Source data:
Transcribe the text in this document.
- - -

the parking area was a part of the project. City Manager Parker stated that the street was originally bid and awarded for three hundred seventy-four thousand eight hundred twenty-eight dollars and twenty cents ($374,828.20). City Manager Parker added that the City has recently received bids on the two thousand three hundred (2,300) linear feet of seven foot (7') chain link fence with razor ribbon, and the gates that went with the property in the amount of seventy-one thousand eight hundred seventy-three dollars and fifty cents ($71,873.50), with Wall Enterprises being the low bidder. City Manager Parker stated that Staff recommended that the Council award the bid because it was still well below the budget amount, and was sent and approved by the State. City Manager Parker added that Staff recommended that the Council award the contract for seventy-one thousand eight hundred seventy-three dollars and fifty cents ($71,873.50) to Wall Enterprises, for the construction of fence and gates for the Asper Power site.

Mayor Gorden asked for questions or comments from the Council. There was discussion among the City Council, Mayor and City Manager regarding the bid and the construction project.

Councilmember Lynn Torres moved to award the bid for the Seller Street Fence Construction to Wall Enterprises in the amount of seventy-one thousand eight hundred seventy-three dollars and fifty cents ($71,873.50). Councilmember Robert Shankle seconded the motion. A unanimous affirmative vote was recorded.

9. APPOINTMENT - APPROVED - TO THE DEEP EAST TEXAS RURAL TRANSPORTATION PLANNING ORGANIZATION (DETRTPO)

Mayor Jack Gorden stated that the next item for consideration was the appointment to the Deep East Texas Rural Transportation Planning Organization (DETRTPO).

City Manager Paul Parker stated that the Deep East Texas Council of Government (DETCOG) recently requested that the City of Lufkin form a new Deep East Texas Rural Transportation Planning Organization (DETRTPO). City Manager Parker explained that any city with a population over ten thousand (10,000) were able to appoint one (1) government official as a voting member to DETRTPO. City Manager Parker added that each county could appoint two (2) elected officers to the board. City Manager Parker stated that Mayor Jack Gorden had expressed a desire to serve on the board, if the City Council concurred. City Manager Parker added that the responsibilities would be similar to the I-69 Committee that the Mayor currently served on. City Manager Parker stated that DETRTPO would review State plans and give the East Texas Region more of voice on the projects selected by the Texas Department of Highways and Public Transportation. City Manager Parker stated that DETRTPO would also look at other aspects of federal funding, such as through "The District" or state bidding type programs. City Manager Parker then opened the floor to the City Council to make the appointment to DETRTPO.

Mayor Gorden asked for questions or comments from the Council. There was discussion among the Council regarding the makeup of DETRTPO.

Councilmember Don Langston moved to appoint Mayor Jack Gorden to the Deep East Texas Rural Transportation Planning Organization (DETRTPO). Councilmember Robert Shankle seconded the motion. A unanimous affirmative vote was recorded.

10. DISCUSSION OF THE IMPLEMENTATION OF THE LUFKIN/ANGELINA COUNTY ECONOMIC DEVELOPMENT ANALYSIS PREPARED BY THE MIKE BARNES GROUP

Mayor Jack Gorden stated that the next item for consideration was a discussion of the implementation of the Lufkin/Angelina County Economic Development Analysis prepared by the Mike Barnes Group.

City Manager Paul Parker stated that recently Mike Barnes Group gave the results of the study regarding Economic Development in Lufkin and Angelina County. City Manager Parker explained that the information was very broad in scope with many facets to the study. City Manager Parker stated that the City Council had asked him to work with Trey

▶ [What you are asked to do] Copy each record from above without leaving any out.

▶ [The answer]
Transcribe the text in this document.
- - -

the parking area was a part of the project. City Manager Parker stated that the street was originally bid and awarded for three hundred seventy-four thousand eight hundred twenty-eight dollars and twenty cents ($374,828.20). City Manager Parker added that the City has recently received bids on the two thousand three hundred (2,300) linear feet of seven foot (7') chain link fence with razor ribbon, and the gates that went with the property in the amount of seventy-one thousand eight hundred seventy-three dollars and fifty cents ($71,873.50), with Wall Enterprises being the low bidder. City Manager Parker stated that Staff recommended that the Council award the bid because it was still well below the budget amount, and was sent and approved by the State. City Manager Parker added that Staff recommended that the Council award the contract for seventy-one thousand eight hundred seventy-three dollars and fifty cents ($71,873.50) to Wall Enterprises, for the construction of fence and gates for the Asper Power site.

Mayor Gorden asked for questions or comments from the Council. There was discussion among the City Council, Mayor and City Manager regarding the bid and the construction project.

Councilmember Lynn Torres moved to award the bid for the Seller Street Fence Construction to Wall Enterprises in the amount of seventy-one thousand eight hundred seventy-three dollars and fifty cents ($71,873.50). Councilmember Robert Shankle seconded the motion. A unanimous affirmative vote was recorded.

9. APPOINTMENT - APPROVED - TO THE DEEP EAST TEXAS RURAL TRANSPORTATION PLANNING ORGANIZATION (DETRTPO)

Mayor Jack Gorden stated that the next item for consideration was the appointment to the Deep East Texas Rural Transportation Planning Organization (DETRTPO).

City Manager Paul Parker stated that the Deep East Texas Council of Government (DETCOG) recently requested that the City of Lufkin form a new Deep East Texas Rural Transportation Planning Organization (DETRTPO). City Manager Parker explained that any city with a population over ten thousand (10,000) were able to appoint one (1) government official as a voting member to DETRTPO. City Manager Parker added that each county could appoint two (2) elected officers to the board. City Manager Parker stated that Mayor Jack Gorden had expressed a desire to serve on the board, if the City Council concurred. City Manager Parker added that the responsibilities would be similar to the I-69 Committee that the Mayor currently served on. City Manager Parker stated that DETRTPO would review State plans and give the East Texas Region more of voice on the projects selected by the Texas Department of Highways and Public Transportation. City Manager Parker stated that DETRTPO would also look at other aspects of federal funding, such as through "The District" or state bidding type programs. City Manager Parker then opened the floor to the City Council to make the appointment to DETRTPO.

Mayor Gorden asked for questions or comments from the Council. There was discussion among the Council regarding the makeup of DETRTPO.

Councilmember Don Langston moved to appoint Mayor Jack Gorden to the Deep East Texas Rural Transportation Planning Organization (DETRTPO). Councilmember Robert Shankle seconded the motion. A unanimous affirmative vote was recorded.

10. DISCUSSION OF THE IMPLEMENTATION OF THE LUFKIN/ANGELINA COUNTY ECONOMIC DEVELOPMENT ANALYSIS PREPARED BY THE MIKE BARNES GROUP

Mayor Jack Gorden stated that the next item for consideration was a discussion of the implementation of the Lufkin/Angelina County Economic Development Analysis prepared by the Mike Barnes Group.

City Manager Paul Parker stated that recently Mike Barnes Group gave the results of the study regarding Economic Development in Lufkin and Angelina County. City Manager Parker explained that the information was very broad in scope with many facets to the study. City Manager Parker stated that the City Council had asked him to work with Trey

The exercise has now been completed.